PROBLEM: Make an exact copy of the entries below.

(Lines of data)
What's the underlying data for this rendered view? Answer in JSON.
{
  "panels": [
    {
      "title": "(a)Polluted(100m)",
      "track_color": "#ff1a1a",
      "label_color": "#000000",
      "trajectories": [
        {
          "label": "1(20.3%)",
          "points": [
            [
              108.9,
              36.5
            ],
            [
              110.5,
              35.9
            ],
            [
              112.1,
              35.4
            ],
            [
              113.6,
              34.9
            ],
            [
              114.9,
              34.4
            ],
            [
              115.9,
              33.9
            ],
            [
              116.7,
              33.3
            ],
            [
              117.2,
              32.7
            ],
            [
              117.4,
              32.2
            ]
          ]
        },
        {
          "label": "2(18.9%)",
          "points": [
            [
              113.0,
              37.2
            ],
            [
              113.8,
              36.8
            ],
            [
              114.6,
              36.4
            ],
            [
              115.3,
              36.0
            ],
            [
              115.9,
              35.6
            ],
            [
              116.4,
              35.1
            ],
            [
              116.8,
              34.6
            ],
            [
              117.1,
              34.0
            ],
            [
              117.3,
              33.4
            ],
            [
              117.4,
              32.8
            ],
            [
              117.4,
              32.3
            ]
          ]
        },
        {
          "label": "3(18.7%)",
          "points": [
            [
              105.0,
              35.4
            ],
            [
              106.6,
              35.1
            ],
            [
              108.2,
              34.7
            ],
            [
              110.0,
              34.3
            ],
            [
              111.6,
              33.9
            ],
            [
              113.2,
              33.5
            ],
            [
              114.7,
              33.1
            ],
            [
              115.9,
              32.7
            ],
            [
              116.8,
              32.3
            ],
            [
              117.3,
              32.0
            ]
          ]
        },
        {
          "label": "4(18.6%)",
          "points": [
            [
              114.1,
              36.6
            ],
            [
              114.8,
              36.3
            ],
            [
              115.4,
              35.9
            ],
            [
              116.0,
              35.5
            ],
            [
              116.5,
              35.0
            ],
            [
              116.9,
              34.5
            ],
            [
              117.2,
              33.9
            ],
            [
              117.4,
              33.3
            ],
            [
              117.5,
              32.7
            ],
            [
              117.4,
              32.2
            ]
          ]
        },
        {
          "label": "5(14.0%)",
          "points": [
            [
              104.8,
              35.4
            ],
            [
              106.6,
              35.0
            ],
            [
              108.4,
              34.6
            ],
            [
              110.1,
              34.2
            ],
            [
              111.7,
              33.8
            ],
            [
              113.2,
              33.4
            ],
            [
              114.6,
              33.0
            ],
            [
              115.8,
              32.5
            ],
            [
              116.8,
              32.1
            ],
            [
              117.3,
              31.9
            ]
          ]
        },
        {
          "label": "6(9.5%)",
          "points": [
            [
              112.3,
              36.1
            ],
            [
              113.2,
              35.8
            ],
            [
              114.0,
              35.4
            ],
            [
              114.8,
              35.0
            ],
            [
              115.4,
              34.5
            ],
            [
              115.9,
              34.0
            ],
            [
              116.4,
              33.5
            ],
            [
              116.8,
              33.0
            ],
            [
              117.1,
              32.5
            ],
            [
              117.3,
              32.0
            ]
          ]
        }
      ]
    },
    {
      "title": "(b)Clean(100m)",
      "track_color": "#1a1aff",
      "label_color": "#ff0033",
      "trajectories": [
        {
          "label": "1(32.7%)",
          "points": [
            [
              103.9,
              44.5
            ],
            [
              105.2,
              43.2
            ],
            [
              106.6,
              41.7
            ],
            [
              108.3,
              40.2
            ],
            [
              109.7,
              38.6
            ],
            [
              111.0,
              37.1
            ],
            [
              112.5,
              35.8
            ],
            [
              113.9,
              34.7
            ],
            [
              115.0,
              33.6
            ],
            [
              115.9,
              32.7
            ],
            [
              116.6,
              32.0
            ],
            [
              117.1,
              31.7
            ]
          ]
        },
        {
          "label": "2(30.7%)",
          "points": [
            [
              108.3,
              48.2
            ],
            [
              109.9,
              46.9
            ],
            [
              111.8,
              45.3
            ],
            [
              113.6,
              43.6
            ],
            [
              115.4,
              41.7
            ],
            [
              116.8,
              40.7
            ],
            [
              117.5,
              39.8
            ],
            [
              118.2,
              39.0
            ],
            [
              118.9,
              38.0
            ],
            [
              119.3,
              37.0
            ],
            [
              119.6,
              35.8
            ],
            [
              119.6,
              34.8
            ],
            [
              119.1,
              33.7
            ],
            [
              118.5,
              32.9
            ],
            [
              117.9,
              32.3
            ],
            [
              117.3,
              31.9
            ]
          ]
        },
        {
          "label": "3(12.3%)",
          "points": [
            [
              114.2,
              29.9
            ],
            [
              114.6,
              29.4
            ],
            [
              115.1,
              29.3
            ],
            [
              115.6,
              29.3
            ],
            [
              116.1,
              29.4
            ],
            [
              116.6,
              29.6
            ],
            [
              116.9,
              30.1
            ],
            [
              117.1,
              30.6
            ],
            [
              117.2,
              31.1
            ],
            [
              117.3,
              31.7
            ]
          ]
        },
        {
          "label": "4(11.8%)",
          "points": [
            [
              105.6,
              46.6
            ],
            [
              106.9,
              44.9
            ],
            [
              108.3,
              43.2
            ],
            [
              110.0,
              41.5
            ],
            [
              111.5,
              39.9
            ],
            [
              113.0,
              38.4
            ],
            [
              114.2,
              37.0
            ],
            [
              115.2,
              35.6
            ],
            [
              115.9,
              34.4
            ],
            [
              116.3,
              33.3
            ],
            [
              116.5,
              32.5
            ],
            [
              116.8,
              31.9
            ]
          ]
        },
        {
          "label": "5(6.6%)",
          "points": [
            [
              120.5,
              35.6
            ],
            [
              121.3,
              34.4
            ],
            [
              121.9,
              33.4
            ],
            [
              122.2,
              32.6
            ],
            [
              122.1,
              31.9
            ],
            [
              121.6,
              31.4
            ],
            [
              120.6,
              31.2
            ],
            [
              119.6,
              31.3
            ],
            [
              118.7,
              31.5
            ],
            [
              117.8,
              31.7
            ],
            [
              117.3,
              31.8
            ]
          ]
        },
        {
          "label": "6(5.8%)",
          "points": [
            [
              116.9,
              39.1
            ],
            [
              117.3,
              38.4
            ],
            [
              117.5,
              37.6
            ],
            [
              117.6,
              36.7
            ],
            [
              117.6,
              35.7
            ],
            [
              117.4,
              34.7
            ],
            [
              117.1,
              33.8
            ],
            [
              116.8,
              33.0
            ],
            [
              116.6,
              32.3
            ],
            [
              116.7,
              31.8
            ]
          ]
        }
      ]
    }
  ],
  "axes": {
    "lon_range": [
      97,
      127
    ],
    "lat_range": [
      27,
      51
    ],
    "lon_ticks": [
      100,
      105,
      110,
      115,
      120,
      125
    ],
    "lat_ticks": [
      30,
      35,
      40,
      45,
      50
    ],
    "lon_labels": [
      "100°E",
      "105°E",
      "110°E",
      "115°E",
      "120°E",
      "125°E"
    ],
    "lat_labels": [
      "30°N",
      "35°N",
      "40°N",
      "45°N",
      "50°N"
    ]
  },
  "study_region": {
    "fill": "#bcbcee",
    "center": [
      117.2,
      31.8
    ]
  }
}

THE SOLUTION:
What's the underlying data for this rendered view? Answer in JSON.
{
  "panels": [
    {
      "title": "(a)Polluted(100m)",
      "track_color": "#ff1a1a",
      "label_color": "#000000",
      "trajectories": [
        {
          "label": "1(20.3%)",
          "points": [
            [
              108.9,
              36.5
            ],
            [
              110.5,
              35.9
            ],
            [
              112.1,
              35.4
            ],
            [
              113.6,
              34.9
            ],
            [
              114.9,
              34.4
            ],
            [
              115.9,
              33.9
            ],
            [
              116.7,
              33.3
            ],
            [
              117.2,
              32.7
            ],
            [
              117.4,
              32.2
            ]
          ]
        },
        {
          "label": "2(18.9%)",
          "points": [
            [
              113.0,
              37.2
            ],
            [
              113.8,
              36.8
            ],
            [
              114.6,
              36.4
            ],
            [
              115.3,
              36.0
            ],
            [
              115.9,
              35.6
            ],
            [
              116.4,
              35.1
            ],
            [
              116.8,
              34.6
            ],
            [
              117.1,
              34.0
            ],
            [
              117.3,
              33.4
            ],
            [
              117.4,
              32.8
            ],
            [
              117.4,
              32.3
            ]
          ]
        },
        {
          "label": "3(18.7%)",
          "points": [
            [
              105.0,
              35.4
            ],
            [
              106.6,
              35.1
            ],
            [
              108.2,
              34.7
            ],
            [
              110.0,
              34.3
            ],
            [
              111.6,
              33.9
            ],
            [
              113.2,
              33.5
            ],
            [
              114.7,
              33.1
            ],
            [
              115.9,
              32.7
            ],
            [
              116.8,
              32.3
            ],
            [
              117.3,
              32.0
            ]
          ]
        },
        {
          "label": "4(18.6%)",
          "points": [
            [
              114.1,
              36.6
            ],
            [
              114.8,
              36.3
            ],
            [
              115.4,
              35.9
            ],
            [
              116.0,
              35.5
            ],
            [
              116.5,
              35.0
            ],
            [
              116.9,
              34.5
            ],
            [
              117.2,
              33.9
            ],
            [
              117.4,
              33.3
            ],
            [
              117.5,
              32.7
            ],
            [
              117.4,
              32.2
            ]
          ]
        },
        {
          "label": "5(14.0%)",
          "points": [
            [
              104.8,
              35.4
            ],
            [
              106.6,
              35.0
            ],
            [
              108.4,
              34.6
            ],
            [
              110.1,
              34.2
            ],
            [
              111.7,
              33.8
            ],
            [
              113.2,
              33.4
            ],
            [
              114.6,
              33.0
            ],
            [
              115.8,
              32.5
            ],
            [
              116.8,
              32.1
            ],
            [
              117.3,
              31.9
            ]
          ]
        },
        {
          "label": "6(9.5%)",
          "points": [
            [
              112.3,
              36.1
            ],
            [
              113.2,
              35.8
            ],
            [
              114.0,
              35.4
            ],
            [
              114.8,
              35.0
            ],
            [
              115.4,
              34.5
            ],
            [
              115.9,
              34.0
            ],
            [
              116.4,
              33.5
            ],
            [
              116.8,
              33.0
            ],
            [
              117.1,
              32.5
            ],
            [
              117.3,
              32.0
            ]
          ]
        }
      ]
    },
    {
      "title": "(b)Clean(100m)",
      "track_color": "#1a1aff",
      "label_color": "#ff0033",
      "trajectories": [
        {
          "label": "1(32.7%)",
          "points": [
            [
              103.9,
              44.5
            ],
            [
              105.2,
              43.2
            ],
            [
              106.6,
              41.7
            ],
            [
              108.3,
              40.2
            ],
            [
              109.7,
              38.6
            ],
            [
              111.0,
              37.1
            ],
            [
              112.5,
              35.8
            ],
            [
              113.9,
              34.7
            ],
            [
              115.0,
              33.6
            ],
            [
              115.9,
              32.7
            ],
            [
              116.6,
              32.0
            ],
            [
              117.1,
              31.7
            ]
          ]
        },
        {
          "label": "2(30.7%)",
          "points": [
            [
              108.3,
              48.2
            ],
            [
              109.9,
              46.9
            ],
            [
              111.8,
              45.3
            ],
            [
              113.6,
              43.6
            ],
            [
              115.4,
              41.7
            ],
            [
              116.8,
              40.7
            ],
            [
              117.5,
              39.8
            ],
            [
              118.2,
              39.0
            ],
            [
              118.9,
              38.0
            ],
            [
              119.3,
              37.0
            ],
            [
              119.6,
              35.8
            ],
            [
              119.6,
              34.8
            ],
            [
              119.1,
              33.7
            ],
            [
              118.5,
              32.9
            ],
            [
              117.9,
              32.3
            ],
            [
              117.3,
              31.9
            ]
          ]
        },
        {
          "label": "3(12.3%)",
          "points": [
            [
              114.2,
              29.9
            ],
            [
              114.6,
              29.4
            ],
            [
              115.1,
              29.3
            ],
            [
              115.6,
              29.3
            ],
            [
              116.1,
              29.4
            ],
            [
              116.6,
              29.6
            ],
            [
              116.9,
              30.1
            ],
            [
              117.1,
              30.6
            ],
            [
              117.2,
              31.1
            ],
            [
              117.3,
              31.7
            ]
          ]
        },
        {
          "label": "4(11.8%)",
          "points": [
            [
              105.6,
              46.6
            ],
            [
              106.9,
              44.9
            ],
            [
              108.3,
              43.2
            ],
            [
              110.0,
              41.5
            ],
            [
              111.5,
              39.9
            ],
            [
              113.0,
              38.4
            ],
            [
              114.2,
              37.0
            ],
            [
              115.2,
              35.6
            ],
            [
              115.9,
              34.4
            ],
            [
              116.3,
              33.3
            ],
            [
              116.5,
              32.5
            ],
            [
              116.8,
              31.9
            ]
          ]
        },
        {
          "label": "5(6.6%)",
          "points": [
            [
              120.5,
              35.6
            ],
            [
              121.3,
              34.4
            ],
            [
              121.9,
              33.4
            ],
            [
              122.2,
              32.6
            ],
            [
              122.1,
              31.9
            ],
            [
              121.6,
              31.4
            ],
            [
              120.6,
              31.2
            ],
            [
              119.6,
              31.3
            ],
            [
              118.7,
              31.5
            ],
            [
              117.8,
              31.7
            ],
            [
              117.3,
              31.8
            ]
          ]
        },
        {
          "label": "6(5.8%)",
          "points": [
            [
              116.9,
              39.1
            ],
            [
              117.3,
              38.4
            ],
            [
              117.5,
              37.6
            ],
            [
              117.6,
              36.7
            ],
            [
              117.6,
              35.7
            ],
            [
              117.4,
              34.7
            ],
            [
              117.1,
              33.8
            ],
            [
              116.8,
              33.0
            ],
            [
              116.6,
              32.3
            ],
            [
              116.7,
              31.8
            ]
          ]
        }
      ]
    }
  ],
  "axes": {
    "lon_range": [
      97,
      127
    ],
    "lat_range": [
      27,
      51
    ],
    "lon_ticks": [
      100,
      105,
      110,
      115,
      120,
      125
    ],
    "lat_ticks": [
      30,
      35,
      40,
      45,
      50
    ],
    "lon_labels": [
      "100°E",
      "105°E",
      "110°E",
      "115°E",
      "120°E",
      "125°E"
    ],
    "lat_labels": [
      "30°N",
      "35°N",
      "40°N",
      "45°N",
      "50°N"
    ]
  },
  "study_region": {
    "fill": "#bcbcee",
    "center": [
      117.2,
      31.8
    ]
  }
}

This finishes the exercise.